PROVIDED RECORDS:

▬▬▬

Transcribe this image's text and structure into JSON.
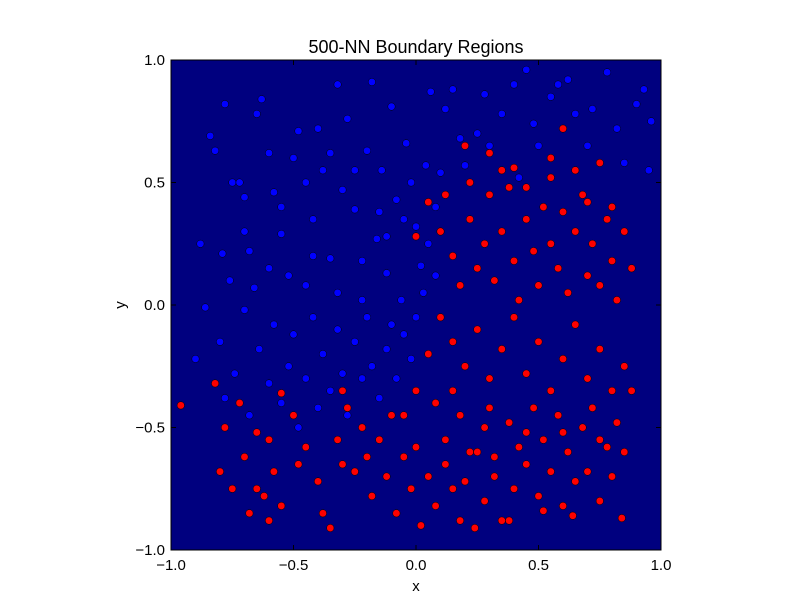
{
  "chart_data": {
    "type": "scatter",
    "title": "500-NN Boundary Regions",
    "xlabel": "x",
    "ylabel": "y",
    "xlim": [
      -1.0,
      1.0
    ],
    "ylim": [
      -1.0,
      1.0
    ],
    "xticks": [
      "−1.0",
      "−0.5",
      "0.0",
      "0.5",
      "1.0"
    ],
    "yticks": [
      "−1.0",
      "−0.5",
      "0.0",
      "0.5",
      "1.0"
    ],
    "background_color": "#00007f",
    "grid": false,
    "series": [
      {
        "color": "#0000ff",
        "points": [
          [
            -0.88,
            0.25
          ],
          [
            -0.84,
            0.69
          ],
          [
            -0.82,
            0.63
          ],
          [
            -0.79,
            0.21
          ],
          [
            -0.78,
            0.82
          ],
          [
            -0.75,
            0.5
          ],
          [
            -0.72,
            0.5
          ],
          [
            -0.7,
            0.44
          ],
          [
            -0.68,
            0.22
          ],
          [
            -0.66,
            0.07
          ],
          [
            -0.65,
            0.78
          ],
          [
            -0.63,
            0.84
          ],
          [
            -0.6,
            0.62
          ],
          [
            -0.58,
            0.46
          ],
          [
            -0.55,
            0.29
          ],
          [
            -0.52,
            0.12
          ],
          [
            -0.5,
            0.6
          ],
          [
            -0.48,
            0.71
          ],
          [
            -0.45,
            0.08
          ],
          [
            -0.42,
            0.35
          ],
          [
            -0.4,
            0.72
          ],
          [
            -0.38,
            0.55
          ],
          [
            -0.35,
            0.19
          ],
          [
            -0.32,
            0.9
          ],
          [
            -0.3,
            0.47
          ],
          [
            -0.28,
            0.76
          ],
          [
            -0.25,
            0.39
          ],
          [
            -0.22,
            0.02
          ],
          [
            -0.2,
            0.63
          ],
          [
            -0.18,
            0.91
          ],
          [
            -0.16,
            0.27
          ],
          [
            -0.14,
            0.55
          ],
          [
            -0.12,
            0.13
          ],
          [
            -0.1,
            0.81
          ],
          [
            -0.08,
            0.43
          ],
          [
            -0.06,
            0.02
          ],
          [
            -0.04,
            0.66
          ],
          [
            -0.02,
            0.5
          ],
          [
            0.0,
            0.32
          ],
          [
            0.02,
            0.16
          ],
          [
            0.04,
            0.57
          ],
          [
            0.06,
            0.87
          ],
          [
            0.08,
            0.4
          ],
          [
            0.1,
            0.54
          ],
          [
            0.12,
            0.8
          ],
          [
            0.15,
            0.88
          ],
          [
            0.18,
            0.68
          ],
          [
            0.2,
            0.57
          ],
          [
            0.25,
            0.7
          ],
          [
            0.28,
            0.86
          ],
          [
            0.3,
            0.65
          ],
          [
            0.35,
            0.78
          ],
          [
            0.4,
            0.9
          ],
          [
            0.42,
            0.52
          ],
          [
            0.45,
            0.96
          ],
          [
            0.48,
            0.74
          ],
          [
            0.5,
            0.65
          ],
          [
            0.55,
            0.85
          ],
          [
            0.58,
            0.9
          ],
          [
            0.62,
            0.92
          ],
          [
            0.65,
            0.78
          ],
          [
            0.7,
            0.65
          ],
          [
            0.72,
            0.8
          ],
          [
            0.78,
            0.95
          ],
          [
            0.82,
            0.72
          ],
          [
            0.85,
            0.58
          ],
          [
            0.9,
            0.82
          ],
          [
            0.93,
            0.88
          ],
          [
            0.95,
            0.55
          ],
          [
            0.96,
            0.75
          ],
          [
            -0.9,
            -0.22
          ],
          [
            -0.86,
            -0.01
          ],
          [
            -0.8,
            -0.15
          ],
          [
            -0.78,
            -0.38
          ],
          [
            -0.74,
            -0.28
          ],
          [
            -0.7,
            -0.02
          ],
          [
            -0.68,
            -0.45
          ],
          [
            -0.64,
            -0.18
          ],
          [
            -0.6,
            -0.32
          ],
          [
            -0.58,
            -0.08
          ],
          [
            -0.55,
            -0.4
          ],
          [
            -0.52,
            -0.25
          ],
          [
            -0.5,
            -0.12
          ],
          [
            -0.48,
            -0.5
          ],
          [
            -0.45,
            -0.3
          ],
          [
            -0.42,
            -0.05
          ],
          [
            -0.4,
            -0.42
          ],
          [
            -0.38,
            -0.2
          ],
          [
            -0.35,
            -0.35
          ],
          [
            -0.32,
            -0.1
          ],
          [
            -0.3,
            -0.28
          ],
          [
            -0.28,
            -0.45
          ],
          [
            -0.25,
            -0.15
          ],
          [
            -0.22,
            -0.3
          ],
          [
            -0.2,
            -0.05
          ],
          [
            -0.18,
            -0.25
          ],
          [
            -0.15,
            -0.38
          ],
          [
            -0.12,
            -0.18
          ],
          [
            -0.1,
            -0.08
          ],
          [
            -0.08,
            -0.3
          ],
          [
            -0.05,
            -0.12
          ],
          [
            -0.02,
            -0.22
          ],
          [
            0.0,
            -0.05
          ],
          [
            0.03,
            0.05
          ],
          [
            -0.55,
            0.4
          ],
          [
            -0.6,
            0.15
          ],
          [
            -0.45,
            0.5
          ],
          [
            -0.35,
            0.62
          ],
          [
            -0.25,
            0.55
          ],
          [
            -0.15,
            0.38
          ],
          [
            -0.05,
            0.35
          ],
          [
            0.05,
            0.25
          ],
          [
            -0.42,
            0.2
          ],
          [
            -0.32,
            0.05
          ],
          [
            -0.22,
            0.18
          ],
          [
            -0.12,
            0.28
          ],
          [
            0.08,
            0.12
          ],
          [
            0.1,
            0.3
          ],
          [
            -0.7,
            0.3
          ],
          [
            -0.76,
            0.1
          ]
        ]
      },
      {
        "color": "#ff0000",
        "points": [
          [
            0.05,
            0.42
          ],
          [
            0.1,
            0.3
          ],
          [
            0.15,
            0.2
          ],
          [
            0.18,
            0.08
          ],
          [
            0.22,
            0.35
          ],
          [
            0.25,
            0.15
          ],
          [
            0.28,
            0.25
          ],
          [
            0.3,
            0.45
          ],
          [
            0.32,
            0.1
          ],
          [
            0.35,
            0.3
          ],
          [
            0.38,
            0.48
          ],
          [
            0.4,
            0.18
          ],
          [
            0.42,
            0.02
          ],
          [
            0.45,
            0.35
          ],
          [
            0.48,
            0.22
          ],
          [
            0.5,
            0.08
          ],
          [
            0.52,
            0.4
          ],
          [
            0.55,
            0.25
          ],
          [
            0.58,
            0.15
          ],
          [
            0.6,
            0.38
          ],
          [
            0.62,
            0.05
          ],
          [
            0.65,
            0.3
          ],
          [
            0.68,
            0.45
          ],
          [
            0.7,
            0.12
          ],
          [
            0.72,
            0.25
          ],
          [
            0.75,
            0.08
          ],
          [
            0.78,
            0.35
          ],
          [
            0.8,
            0.18
          ],
          [
            0.82,
            0.02
          ],
          [
            0.85,
            0.3
          ],
          [
            0.88,
            0.15
          ],
          [
            0.22,
            0.5
          ],
          [
            0.4,
            0.56
          ],
          [
            0.55,
            0.6
          ],
          [
            0.6,
            0.72
          ],
          [
            0.2,
            0.65
          ],
          [
            0.1,
            -0.05
          ],
          [
            0.15,
            -0.15
          ],
          [
            0.2,
            -0.25
          ],
          [
            0.25,
            -0.1
          ],
          [
            0.3,
            -0.3
          ],
          [
            0.35,
            -0.18
          ],
          [
            0.4,
            -0.05
          ],
          [
            0.45,
            -0.28
          ],
          [
            0.5,
            -0.15
          ],
          [
            0.55,
            -0.35
          ],
          [
            0.6,
            -0.22
          ],
          [
            0.65,
            -0.08
          ],
          [
            0.7,
            -0.3
          ],
          [
            0.75,
            -0.18
          ],
          [
            0.8,
            -0.35
          ],
          [
            0.85,
            -0.25
          ],
          [
            0.05,
            -0.2
          ],
          [
            0.0,
            -0.35
          ],
          [
            -0.05,
            -0.45
          ],
          [
            0.08,
            -0.4
          ],
          [
            0.12,
            -0.55
          ],
          [
            0.18,
            -0.45
          ],
          [
            0.22,
            -0.6
          ],
          [
            0.28,
            -0.5
          ],
          [
            0.32,
            -0.62
          ],
          [
            0.38,
            -0.48
          ],
          [
            0.42,
            -0.58
          ],
          [
            0.48,
            -0.42
          ],
          [
            0.52,
            -0.55
          ],
          [
            0.58,
            -0.45
          ],
          [
            0.62,
            -0.6
          ],
          [
            0.68,
            -0.5
          ],
          [
            0.72,
            -0.42
          ],
          [
            0.78,
            -0.58
          ],
          [
            0.82,
            -0.48
          ],
          [
            0.88,
            -0.35
          ],
          [
            0.85,
            -0.6
          ],
          [
            -0.96,
            -0.41
          ],
          [
            -0.82,
            -0.32
          ],
          [
            -0.8,
            -0.68
          ],
          [
            -0.78,
            -0.5
          ],
          [
            -0.75,
            -0.75
          ],
          [
            -0.72,
            -0.4
          ],
          [
            -0.7,
            -0.62
          ],
          [
            -0.68,
            -0.85
          ],
          [
            -0.65,
            -0.52
          ],
          [
            -0.62,
            -0.78
          ],
          [
            -0.6,
            -0.88
          ],
          [
            -0.58,
            -0.68
          ],
          [
            -0.55,
            -0.82
          ],
          [
            -0.55,
            -0.36
          ],
          [
            -0.5,
            -0.45
          ],
          [
            -0.45,
            -0.58
          ],
          [
            -0.4,
            -0.72
          ],
          [
            -0.38,
            -0.85
          ],
          [
            -0.35,
            -0.91
          ],
          [
            -0.32,
            -0.55
          ],
          [
            -0.3,
            -0.65
          ],
          [
            -0.28,
            -0.42
          ],
          [
            -0.25,
            -0.68
          ],
          [
            -0.22,
            -0.5
          ],
          [
            -0.2,
            -0.62
          ],
          [
            -0.18,
            -0.78
          ],
          [
            -0.15,
            -0.55
          ],
          [
            -0.12,
            -0.7
          ],
          [
            -0.1,
            -0.45
          ],
          [
            -0.08,
            -0.85
          ],
          [
            -0.05,
            -0.62
          ],
          [
            -0.02,
            -0.75
          ],
          [
            0.0,
            -0.58
          ],
          [
            0.05,
            -0.7
          ],
          [
            0.08,
            -0.82
          ],
          [
            0.12,
            -0.65
          ],
          [
            0.15,
            -0.75
          ],
          [
            0.18,
            -0.88
          ],
          [
            0.2,
            -0.72
          ],
          [
            0.25,
            -0.6
          ],
          [
            0.28,
            -0.8
          ],
          [
            0.32,
            -0.7
          ],
          [
            0.35,
            -0.88
          ],
          [
            0.4,
            -0.75
          ],
          [
            0.45,
            -0.65
          ],
          [
            0.5,
            -0.78
          ],
          [
            0.55,
            -0.68
          ],
          [
            0.6,
            -0.82
          ],
          [
            0.65,
            -0.72
          ],
          [
            0.7,
            -0.68
          ],
          [
            0.75,
            -0.8
          ],
          [
            0.8,
            -0.7
          ],
          [
            0.84,
            -0.87
          ],
          [
            0.02,
            -0.9
          ],
          [
            0.24,
            -0.91
          ],
          [
            0.38,
            -0.88
          ],
          [
            0.52,
            -0.84
          ],
          [
            0.64,
            -0.86
          ],
          [
            0.75,
            -0.55
          ],
          [
            0.6,
            -0.52
          ],
          [
            0.45,
            -0.52
          ],
          [
            0.3,
            -0.42
          ],
          [
            0.15,
            -0.35
          ],
          [
            -0.3,
            -0.35
          ],
          [
            -0.6,
            -0.55
          ],
          [
            -0.65,
            -0.75
          ],
          [
            -0.48,
            -0.65
          ],
          [
            0.0,
            0.28
          ],
          [
            0.12,
            0.45
          ],
          [
            0.3,
            0.62
          ],
          [
            0.45,
            0.48
          ],
          [
            0.55,
            0.52
          ],
          [
            0.65,
            0.55
          ],
          [
            0.7,
            0.42
          ],
          [
            0.75,
            0.58
          ],
          [
            0.8,
            0.4
          ],
          [
            0.35,
            0.55
          ]
        ]
      }
    ]
  }
}
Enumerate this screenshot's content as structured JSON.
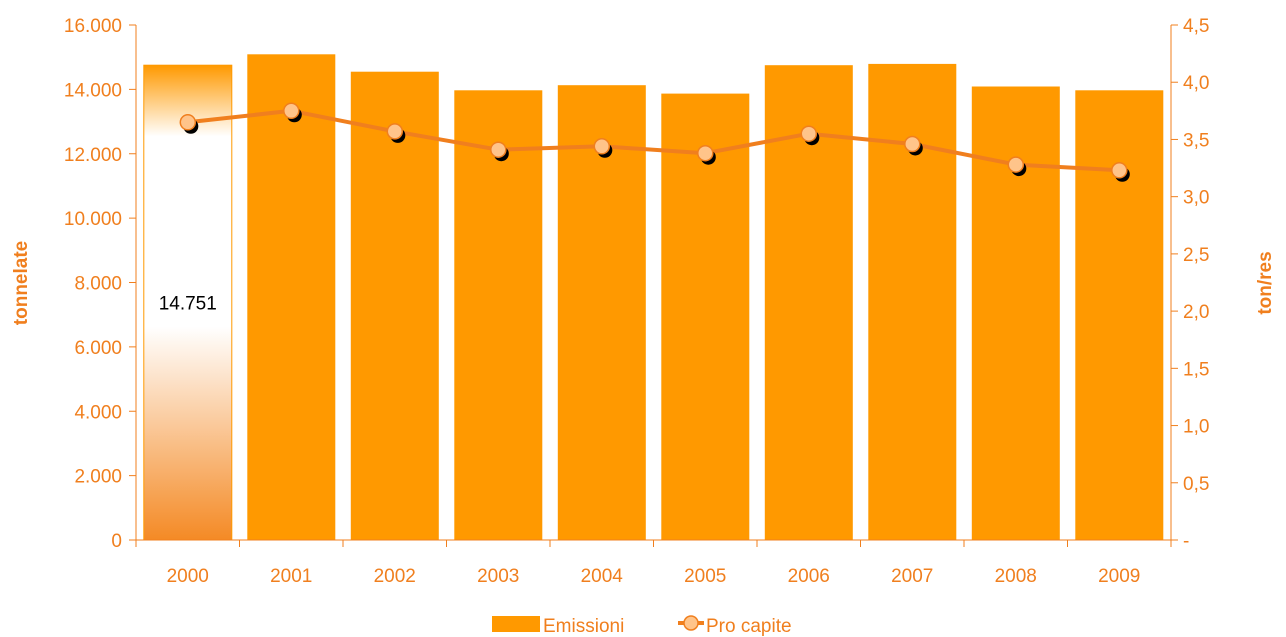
{
  "chart_data": {
    "type": "bar",
    "categories": [
      "2000",
      "2001",
      "2002",
      "2003",
      "2004",
      "2005",
      "2006",
      "2007",
      "2008",
      "2009"
    ],
    "series": [
      {
        "name": "Emissioni",
        "type": "bar",
        "axis": "left",
        "values": [
          14751,
          15090,
          14550,
          13970,
          14130,
          13870,
          14750,
          14790,
          14090,
          13970
        ],
        "color": "#ff9900"
      },
      {
        "name": "Pro capite",
        "type": "line",
        "axis": "right",
        "values": [
          3.65,
          3.75,
          3.57,
          3.41,
          3.44,
          3.38,
          3.55,
          3.46,
          3.28,
          3.23
        ],
        "color": "#f07f1e",
        "marker_color": "#ffc48a"
      }
    ],
    "ylabel": "tonnelate",
    "y2label": "ton/res",
    "ylim": [
      0,
      16000
    ],
    "y2lim": [
      0,
      4.5
    ],
    "yticks": [
      "0",
      "2.000",
      "4.000",
      "6.000",
      "8.000",
      "10.000",
      "12.000",
      "14.000",
      "16.000"
    ],
    "y2ticks": [
      "-",
      "0,5",
      "1,0",
      "1,5",
      "2,0",
      "2,5",
      "3,0",
      "3,5",
      "4,0",
      "4,5"
    ],
    "data_labels": [
      {
        "category": "2000",
        "text": "14.751"
      }
    ],
    "highlight_category": "2000",
    "grid": false,
    "legend_position": "bottom",
    "legend": [
      "Emissioni",
      "Pro capite"
    ]
  }
}
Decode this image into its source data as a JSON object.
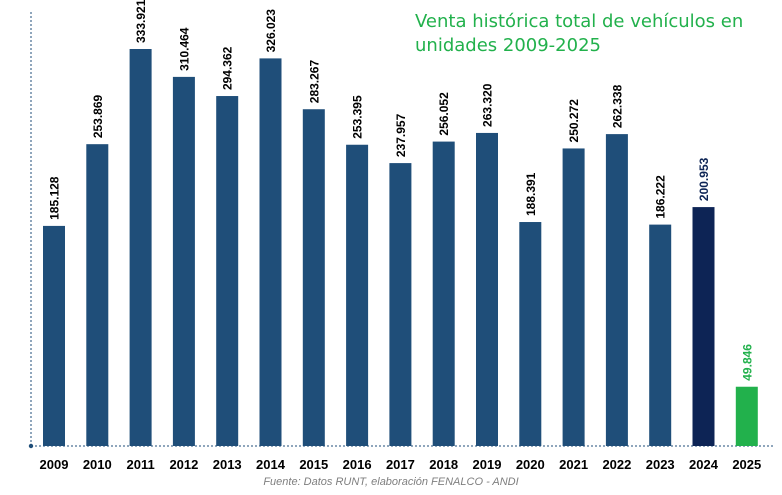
{
  "title_lines": [
    "Venta histórica total de vehículos en",
    "unidades 2009-2025"
  ],
  "source": "Fuente: Datos RUNT, elaboración FENALCO - ANDI",
  "colors": {
    "bar": "#1f4e79",
    "bar_highlight": "#0d2455",
    "bar_partial": "#22b14c",
    "label": "#000000",
    "label_highlight": "#0d2455",
    "label_partial": "#22b14c",
    "title": "#22b14c",
    "axis": "#1f4e79"
  },
  "chart_data": {
    "type": "bar",
    "title": "Venta histórica total de vehículos en unidades 2009-2025",
    "xlabel": "",
    "ylabel": "",
    "categories": [
      "2009",
      "2010",
      "2011",
      "2012",
      "2013",
      "2014",
      "2015",
      "2016",
      "2017",
      "2018",
      "2019",
      "2020",
      "2021",
      "2022",
      "2023",
      "2024",
      "2025"
    ],
    "values": [
      185128,
      253869,
      333921,
      310464,
      294362,
      326023,
      283267,
      253395,
      237957,
      256052,
      263320,
      188391,
      250272,
      262338,
      186222,
      200953,
      49846
    ],
    "data_labels": [
      "185.128",
      "253.869",
      "333.921",
      "310.464",
      "294.362",
      "326.023",
      "283.267",
      "253.395",
      "237.957",
      "256.052",
      "263.320",
      "188.391",
      "250.272",
      "262.338",
      "186.222",
      "200.953",
      "49.846"
    ],
    "highlight_index": 15,
    "partial_index": 16,
    "ylim": [
      0,
      360000
    ],
    "grid": false,
    "legend": "none"
  }
}
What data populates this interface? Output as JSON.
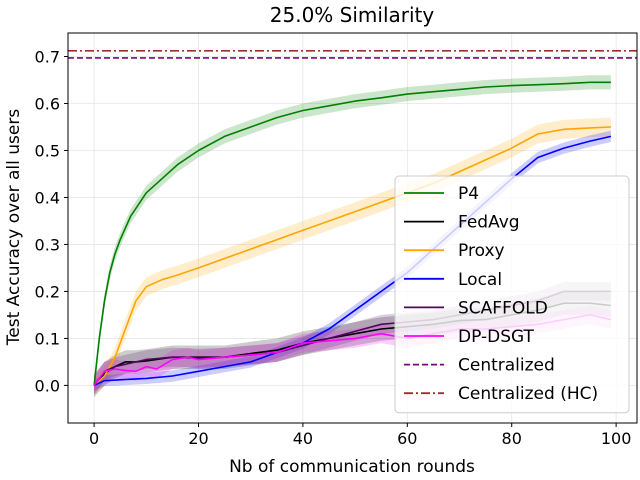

▬▬▬

Where a line of the material above holds the string "total", copy that line.

COMPLETED TASK:
    "Venta histórica total de vehículos en",
    "title": "Venta histórica total de vehículos en unidades 2009-2025",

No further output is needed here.